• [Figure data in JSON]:
## BEGIN

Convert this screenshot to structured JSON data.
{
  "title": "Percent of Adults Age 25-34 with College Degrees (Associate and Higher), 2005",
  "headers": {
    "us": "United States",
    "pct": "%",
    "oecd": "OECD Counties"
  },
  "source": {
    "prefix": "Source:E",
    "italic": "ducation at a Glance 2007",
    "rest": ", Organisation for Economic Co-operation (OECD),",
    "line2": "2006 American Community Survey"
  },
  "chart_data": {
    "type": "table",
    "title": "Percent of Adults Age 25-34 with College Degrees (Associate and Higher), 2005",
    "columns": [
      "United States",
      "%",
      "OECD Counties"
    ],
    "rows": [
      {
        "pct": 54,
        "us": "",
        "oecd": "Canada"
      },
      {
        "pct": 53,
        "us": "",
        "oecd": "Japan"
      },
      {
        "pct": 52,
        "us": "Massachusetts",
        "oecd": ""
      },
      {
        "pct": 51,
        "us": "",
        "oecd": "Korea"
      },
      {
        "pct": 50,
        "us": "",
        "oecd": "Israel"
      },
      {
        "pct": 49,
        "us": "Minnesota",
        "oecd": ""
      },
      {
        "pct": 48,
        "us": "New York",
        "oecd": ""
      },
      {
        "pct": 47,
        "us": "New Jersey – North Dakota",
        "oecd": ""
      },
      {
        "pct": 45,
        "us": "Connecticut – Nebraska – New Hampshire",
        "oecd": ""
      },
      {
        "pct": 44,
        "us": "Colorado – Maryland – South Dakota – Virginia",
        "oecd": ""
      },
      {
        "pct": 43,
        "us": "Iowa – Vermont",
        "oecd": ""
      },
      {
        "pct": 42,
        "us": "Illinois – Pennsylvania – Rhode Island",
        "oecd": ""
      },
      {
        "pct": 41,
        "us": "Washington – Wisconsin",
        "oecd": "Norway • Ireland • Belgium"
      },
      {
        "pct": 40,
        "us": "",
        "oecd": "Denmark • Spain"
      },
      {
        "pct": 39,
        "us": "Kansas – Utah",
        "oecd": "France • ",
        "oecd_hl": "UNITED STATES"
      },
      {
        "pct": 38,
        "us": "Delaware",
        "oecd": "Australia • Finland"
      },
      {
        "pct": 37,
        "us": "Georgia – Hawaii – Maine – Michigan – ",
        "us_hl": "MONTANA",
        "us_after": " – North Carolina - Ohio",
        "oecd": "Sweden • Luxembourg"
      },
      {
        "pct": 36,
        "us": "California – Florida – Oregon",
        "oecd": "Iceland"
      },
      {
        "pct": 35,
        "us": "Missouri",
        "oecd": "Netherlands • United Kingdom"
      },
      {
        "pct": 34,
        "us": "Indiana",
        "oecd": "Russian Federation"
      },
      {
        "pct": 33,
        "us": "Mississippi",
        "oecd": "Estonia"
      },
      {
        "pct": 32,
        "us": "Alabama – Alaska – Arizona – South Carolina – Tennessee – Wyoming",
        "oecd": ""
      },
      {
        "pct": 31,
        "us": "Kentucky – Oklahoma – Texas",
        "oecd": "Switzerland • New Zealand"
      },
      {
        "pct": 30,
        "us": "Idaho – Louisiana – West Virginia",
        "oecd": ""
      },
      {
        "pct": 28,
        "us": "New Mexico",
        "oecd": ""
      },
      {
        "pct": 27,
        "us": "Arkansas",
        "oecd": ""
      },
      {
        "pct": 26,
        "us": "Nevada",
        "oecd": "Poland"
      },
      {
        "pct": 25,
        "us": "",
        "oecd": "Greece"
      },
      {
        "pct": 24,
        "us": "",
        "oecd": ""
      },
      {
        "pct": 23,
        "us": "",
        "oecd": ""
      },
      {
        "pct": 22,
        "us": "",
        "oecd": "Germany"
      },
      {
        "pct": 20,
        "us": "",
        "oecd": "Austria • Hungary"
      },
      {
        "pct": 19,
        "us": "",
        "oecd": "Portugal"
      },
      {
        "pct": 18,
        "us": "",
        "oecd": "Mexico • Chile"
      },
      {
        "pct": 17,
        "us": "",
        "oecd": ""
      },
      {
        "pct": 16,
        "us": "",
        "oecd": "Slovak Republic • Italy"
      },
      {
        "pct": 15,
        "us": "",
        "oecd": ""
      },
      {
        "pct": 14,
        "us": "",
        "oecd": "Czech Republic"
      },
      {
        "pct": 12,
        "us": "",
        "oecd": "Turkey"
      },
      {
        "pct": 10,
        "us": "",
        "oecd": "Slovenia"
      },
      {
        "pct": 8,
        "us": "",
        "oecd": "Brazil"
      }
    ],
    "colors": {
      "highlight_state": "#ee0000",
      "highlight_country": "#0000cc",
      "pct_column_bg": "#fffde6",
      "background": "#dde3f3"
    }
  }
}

## END
## BEGIN

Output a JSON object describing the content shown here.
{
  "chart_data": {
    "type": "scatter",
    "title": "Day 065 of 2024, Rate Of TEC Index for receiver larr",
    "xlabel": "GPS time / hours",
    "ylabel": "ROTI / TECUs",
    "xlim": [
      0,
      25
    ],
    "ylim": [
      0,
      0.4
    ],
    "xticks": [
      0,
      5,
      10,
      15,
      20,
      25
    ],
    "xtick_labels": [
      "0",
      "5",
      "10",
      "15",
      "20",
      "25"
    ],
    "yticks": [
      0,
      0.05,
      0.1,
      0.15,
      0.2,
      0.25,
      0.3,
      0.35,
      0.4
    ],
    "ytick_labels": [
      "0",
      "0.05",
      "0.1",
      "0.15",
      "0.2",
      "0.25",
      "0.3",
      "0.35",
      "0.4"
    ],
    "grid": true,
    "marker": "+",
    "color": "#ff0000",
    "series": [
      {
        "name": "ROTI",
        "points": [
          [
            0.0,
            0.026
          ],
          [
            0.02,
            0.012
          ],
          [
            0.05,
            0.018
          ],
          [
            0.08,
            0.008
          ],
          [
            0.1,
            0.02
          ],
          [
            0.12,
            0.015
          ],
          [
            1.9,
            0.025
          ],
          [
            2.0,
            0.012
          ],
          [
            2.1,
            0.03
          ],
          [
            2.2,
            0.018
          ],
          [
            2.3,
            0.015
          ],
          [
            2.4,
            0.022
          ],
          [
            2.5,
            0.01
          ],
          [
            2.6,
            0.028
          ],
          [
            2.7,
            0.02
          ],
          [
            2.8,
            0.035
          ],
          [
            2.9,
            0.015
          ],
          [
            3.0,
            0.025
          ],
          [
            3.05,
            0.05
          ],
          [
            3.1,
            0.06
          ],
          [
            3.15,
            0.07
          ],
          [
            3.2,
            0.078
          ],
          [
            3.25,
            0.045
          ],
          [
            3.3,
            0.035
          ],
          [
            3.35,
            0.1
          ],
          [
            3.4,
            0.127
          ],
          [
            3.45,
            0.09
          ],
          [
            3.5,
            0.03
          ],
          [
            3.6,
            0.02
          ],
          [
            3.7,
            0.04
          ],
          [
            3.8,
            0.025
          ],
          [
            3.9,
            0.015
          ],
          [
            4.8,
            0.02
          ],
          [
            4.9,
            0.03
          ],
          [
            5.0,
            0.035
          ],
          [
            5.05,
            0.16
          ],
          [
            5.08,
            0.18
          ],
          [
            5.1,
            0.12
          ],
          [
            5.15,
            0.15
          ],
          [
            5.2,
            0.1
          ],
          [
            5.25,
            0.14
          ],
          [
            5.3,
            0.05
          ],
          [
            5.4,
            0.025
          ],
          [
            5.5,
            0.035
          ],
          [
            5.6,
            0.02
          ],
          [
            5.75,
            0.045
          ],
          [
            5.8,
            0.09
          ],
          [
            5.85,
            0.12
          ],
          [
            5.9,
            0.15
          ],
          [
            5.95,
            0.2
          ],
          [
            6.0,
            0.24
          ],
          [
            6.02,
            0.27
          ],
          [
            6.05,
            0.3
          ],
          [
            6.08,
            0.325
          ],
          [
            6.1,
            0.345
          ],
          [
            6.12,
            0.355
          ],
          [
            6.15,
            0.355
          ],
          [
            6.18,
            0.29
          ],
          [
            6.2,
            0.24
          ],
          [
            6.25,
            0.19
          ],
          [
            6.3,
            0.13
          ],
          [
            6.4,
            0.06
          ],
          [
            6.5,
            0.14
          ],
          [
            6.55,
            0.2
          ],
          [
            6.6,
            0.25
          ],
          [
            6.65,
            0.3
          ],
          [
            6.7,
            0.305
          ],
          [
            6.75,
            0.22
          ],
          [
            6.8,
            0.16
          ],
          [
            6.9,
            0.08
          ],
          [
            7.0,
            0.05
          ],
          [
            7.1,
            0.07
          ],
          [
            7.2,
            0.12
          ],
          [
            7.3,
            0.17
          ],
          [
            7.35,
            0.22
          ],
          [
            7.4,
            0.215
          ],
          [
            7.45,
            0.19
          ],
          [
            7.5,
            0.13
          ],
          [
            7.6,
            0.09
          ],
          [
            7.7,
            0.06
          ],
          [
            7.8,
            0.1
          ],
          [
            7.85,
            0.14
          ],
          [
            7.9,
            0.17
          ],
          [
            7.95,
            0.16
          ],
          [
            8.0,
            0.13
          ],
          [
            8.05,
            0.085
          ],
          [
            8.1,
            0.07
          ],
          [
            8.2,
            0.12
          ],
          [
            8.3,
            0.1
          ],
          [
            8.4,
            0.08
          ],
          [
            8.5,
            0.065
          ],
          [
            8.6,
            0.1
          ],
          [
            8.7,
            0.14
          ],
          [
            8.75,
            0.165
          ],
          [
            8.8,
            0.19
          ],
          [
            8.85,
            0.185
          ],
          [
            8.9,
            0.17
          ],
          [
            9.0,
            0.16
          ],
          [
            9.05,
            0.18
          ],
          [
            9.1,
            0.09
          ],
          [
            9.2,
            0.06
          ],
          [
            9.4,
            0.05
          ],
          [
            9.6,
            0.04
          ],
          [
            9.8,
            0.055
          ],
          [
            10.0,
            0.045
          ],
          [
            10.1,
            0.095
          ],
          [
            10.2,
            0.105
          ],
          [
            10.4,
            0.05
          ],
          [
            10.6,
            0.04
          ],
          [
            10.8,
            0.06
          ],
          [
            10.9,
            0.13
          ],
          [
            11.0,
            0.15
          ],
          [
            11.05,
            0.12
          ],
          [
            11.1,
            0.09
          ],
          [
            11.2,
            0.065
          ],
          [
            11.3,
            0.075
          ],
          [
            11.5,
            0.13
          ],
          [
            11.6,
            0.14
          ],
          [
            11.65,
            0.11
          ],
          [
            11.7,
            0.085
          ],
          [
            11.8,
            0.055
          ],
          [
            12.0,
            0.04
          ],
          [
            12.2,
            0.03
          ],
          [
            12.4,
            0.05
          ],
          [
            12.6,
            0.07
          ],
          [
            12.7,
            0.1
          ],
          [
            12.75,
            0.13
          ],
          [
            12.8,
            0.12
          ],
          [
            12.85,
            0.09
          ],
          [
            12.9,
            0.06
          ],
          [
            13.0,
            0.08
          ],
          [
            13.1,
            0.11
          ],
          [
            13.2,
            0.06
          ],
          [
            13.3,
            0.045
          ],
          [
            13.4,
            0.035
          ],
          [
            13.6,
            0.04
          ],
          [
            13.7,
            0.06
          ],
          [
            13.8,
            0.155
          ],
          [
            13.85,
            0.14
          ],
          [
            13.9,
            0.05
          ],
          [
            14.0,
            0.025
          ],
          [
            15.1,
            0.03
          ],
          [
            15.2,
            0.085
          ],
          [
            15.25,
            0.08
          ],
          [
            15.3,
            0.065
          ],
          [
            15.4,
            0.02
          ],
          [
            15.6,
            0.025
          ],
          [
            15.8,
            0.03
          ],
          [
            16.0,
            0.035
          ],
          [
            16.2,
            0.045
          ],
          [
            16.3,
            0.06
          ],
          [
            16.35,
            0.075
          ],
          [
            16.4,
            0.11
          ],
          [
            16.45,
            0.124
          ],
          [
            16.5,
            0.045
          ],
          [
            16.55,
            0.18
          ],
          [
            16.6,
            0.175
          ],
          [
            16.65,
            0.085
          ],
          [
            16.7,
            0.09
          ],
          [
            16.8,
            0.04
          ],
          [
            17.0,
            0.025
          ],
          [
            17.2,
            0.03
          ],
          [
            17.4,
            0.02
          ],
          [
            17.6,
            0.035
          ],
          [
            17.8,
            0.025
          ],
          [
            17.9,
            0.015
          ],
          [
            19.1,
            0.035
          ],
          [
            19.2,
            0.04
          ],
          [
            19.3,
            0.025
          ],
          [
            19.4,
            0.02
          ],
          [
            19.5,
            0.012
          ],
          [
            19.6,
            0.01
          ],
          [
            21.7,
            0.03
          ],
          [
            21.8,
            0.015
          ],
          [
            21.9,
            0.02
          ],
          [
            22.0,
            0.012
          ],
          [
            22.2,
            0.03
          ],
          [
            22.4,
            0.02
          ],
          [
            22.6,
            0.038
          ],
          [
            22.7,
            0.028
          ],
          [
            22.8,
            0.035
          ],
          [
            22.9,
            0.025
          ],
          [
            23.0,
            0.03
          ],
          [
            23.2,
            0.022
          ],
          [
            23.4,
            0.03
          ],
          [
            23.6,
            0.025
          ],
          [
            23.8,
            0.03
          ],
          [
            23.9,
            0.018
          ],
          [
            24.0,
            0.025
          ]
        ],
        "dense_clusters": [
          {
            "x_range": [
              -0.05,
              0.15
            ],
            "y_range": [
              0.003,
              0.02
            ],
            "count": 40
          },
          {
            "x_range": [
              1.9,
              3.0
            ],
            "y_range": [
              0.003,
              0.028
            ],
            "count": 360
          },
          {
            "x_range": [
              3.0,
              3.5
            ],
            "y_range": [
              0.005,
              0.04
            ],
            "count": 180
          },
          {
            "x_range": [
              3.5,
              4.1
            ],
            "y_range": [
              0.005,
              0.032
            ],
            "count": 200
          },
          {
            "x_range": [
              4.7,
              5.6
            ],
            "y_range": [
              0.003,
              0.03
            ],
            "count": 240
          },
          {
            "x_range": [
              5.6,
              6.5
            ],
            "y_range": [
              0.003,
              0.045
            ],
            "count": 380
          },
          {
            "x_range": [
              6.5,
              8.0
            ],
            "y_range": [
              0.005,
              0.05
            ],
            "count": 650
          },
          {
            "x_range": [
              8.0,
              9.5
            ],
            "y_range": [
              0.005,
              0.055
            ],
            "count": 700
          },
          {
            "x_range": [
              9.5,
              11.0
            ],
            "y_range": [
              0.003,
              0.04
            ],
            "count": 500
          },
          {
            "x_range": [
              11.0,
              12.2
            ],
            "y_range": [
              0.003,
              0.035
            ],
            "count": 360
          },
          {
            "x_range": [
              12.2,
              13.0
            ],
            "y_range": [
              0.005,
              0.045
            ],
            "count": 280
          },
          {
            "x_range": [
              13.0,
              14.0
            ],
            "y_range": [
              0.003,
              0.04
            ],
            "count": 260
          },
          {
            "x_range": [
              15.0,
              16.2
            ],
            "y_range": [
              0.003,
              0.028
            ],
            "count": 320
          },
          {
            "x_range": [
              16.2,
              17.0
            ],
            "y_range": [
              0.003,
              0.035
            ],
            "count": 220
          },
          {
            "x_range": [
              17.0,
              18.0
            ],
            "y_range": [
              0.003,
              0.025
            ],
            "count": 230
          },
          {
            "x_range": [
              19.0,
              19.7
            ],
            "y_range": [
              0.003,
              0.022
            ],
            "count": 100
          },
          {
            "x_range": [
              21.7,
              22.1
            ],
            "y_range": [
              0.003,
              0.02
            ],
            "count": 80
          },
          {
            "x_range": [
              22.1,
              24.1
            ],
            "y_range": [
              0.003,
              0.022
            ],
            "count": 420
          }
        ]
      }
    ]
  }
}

## END

• [Exercise requirements]: In the entries above, some lines may contain the string "College"; report how many, without additional comment.

• [Final result]: 2